## Data provided
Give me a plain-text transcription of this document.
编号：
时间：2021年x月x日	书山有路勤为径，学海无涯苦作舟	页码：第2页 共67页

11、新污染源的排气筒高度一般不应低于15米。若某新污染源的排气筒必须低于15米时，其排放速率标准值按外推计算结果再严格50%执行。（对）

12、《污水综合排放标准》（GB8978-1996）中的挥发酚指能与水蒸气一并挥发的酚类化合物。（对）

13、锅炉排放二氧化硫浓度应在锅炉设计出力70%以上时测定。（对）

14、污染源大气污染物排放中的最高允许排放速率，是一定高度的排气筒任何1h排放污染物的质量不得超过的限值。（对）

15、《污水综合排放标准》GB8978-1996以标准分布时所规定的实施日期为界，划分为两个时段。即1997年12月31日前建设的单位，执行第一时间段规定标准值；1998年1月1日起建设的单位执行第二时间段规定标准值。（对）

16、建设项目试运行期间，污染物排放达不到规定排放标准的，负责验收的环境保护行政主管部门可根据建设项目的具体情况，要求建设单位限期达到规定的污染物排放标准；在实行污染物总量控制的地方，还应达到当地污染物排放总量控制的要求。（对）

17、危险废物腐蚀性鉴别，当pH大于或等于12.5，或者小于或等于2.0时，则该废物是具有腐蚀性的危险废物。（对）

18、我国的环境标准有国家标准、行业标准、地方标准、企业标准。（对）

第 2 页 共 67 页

## Problem
Find how many lines hold the string "污水综合排放标准", and state that number alone.

## Written response
2